-- To do --
Will you write out all the entries below exactly?

Dataset entries on figures
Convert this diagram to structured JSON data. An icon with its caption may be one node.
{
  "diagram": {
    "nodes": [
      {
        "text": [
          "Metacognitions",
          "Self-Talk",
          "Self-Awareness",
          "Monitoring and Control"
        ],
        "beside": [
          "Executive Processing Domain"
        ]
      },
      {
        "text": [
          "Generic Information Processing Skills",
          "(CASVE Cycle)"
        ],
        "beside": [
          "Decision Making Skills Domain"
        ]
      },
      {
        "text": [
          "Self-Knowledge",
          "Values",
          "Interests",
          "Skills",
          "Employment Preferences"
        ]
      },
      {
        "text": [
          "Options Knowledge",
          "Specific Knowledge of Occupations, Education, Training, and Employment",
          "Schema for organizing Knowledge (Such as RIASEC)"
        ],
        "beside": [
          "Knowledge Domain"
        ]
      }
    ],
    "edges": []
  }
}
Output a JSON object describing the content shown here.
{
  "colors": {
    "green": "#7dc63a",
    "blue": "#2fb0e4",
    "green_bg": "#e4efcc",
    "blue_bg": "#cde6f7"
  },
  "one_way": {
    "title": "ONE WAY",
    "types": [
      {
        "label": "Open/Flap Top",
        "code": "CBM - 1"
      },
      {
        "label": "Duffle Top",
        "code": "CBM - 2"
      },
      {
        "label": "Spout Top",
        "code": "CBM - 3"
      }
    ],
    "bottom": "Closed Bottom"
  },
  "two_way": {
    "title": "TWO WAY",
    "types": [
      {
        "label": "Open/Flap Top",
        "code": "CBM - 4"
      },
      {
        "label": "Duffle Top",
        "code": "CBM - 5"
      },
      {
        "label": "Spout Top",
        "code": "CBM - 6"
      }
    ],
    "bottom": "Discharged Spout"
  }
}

-- Solution to this task --
Convert this diagram to structured JSON data. An icon with its caption may be one node.
{
  "diagram": {
    "nodes": [
      {
        "text": [
          "Metacognitions",
          "Self-Talk",
          "Self-Awareness",
          "Monitoring and Control"
        ],
        "beside": [
          "Executive Processing Domain"
        ]
      },
      {
        "text": [
          "Generic Information Processing Skills",
          "(CASVE Cycle)"
        ],
        "beside": [
          "Decision Making Skills Domain"
        ]
      },
      {
        "text": [
          "Self-Knowledge",
          "Values",
          "Interests",
          "Skills",
          "Employment Preferences"
        ]
      },
      {
        "text": [
          "Options Knowledge",
          "Specific Knowledge of Occupations, Education, Training, and Employment",
          "Schema for organizing Knowledge (Such as RIASEC)"
        ],
        "beside": [
          "Knowledge Domain"
        ]
      }
    ],
    "edges": []
  }
}
Output a JSON object describing the content shown here.
{
  "colors": {
    "green": "#7dc63a",
    "blue": "#2fb0e4",
    "green_bg": "#e4efcc",
    "blue_bg": "#cde6f7"
  },
  "one_way": {
    "title": "ONE WAY",
    "types": [
      {
        "label": "Open/Flap Top",
        "code": "CBM - 1"
      },
      {
        "label": "Duffle Top",
        "code": "CBM - 2"
      },
      {
        "label": "Spout Top",
        "code": "CBM - 3"
      }
    ],
    "bottom": "Closed Bottom"
  },
  "two_way": {
    "title": "TWO WAY",
    "types": [
      {
        "label": "Open/Flap Top",
        "code": "CBM - 4"
      },
      {
        "label": "Duffle Top",
        "code": "CBM - 5"
      },
      {
        "label": "Spout Top",
        "code": "CBM - 6"
      }
    ],
    "bottom": "Discharged Spout"
  }
}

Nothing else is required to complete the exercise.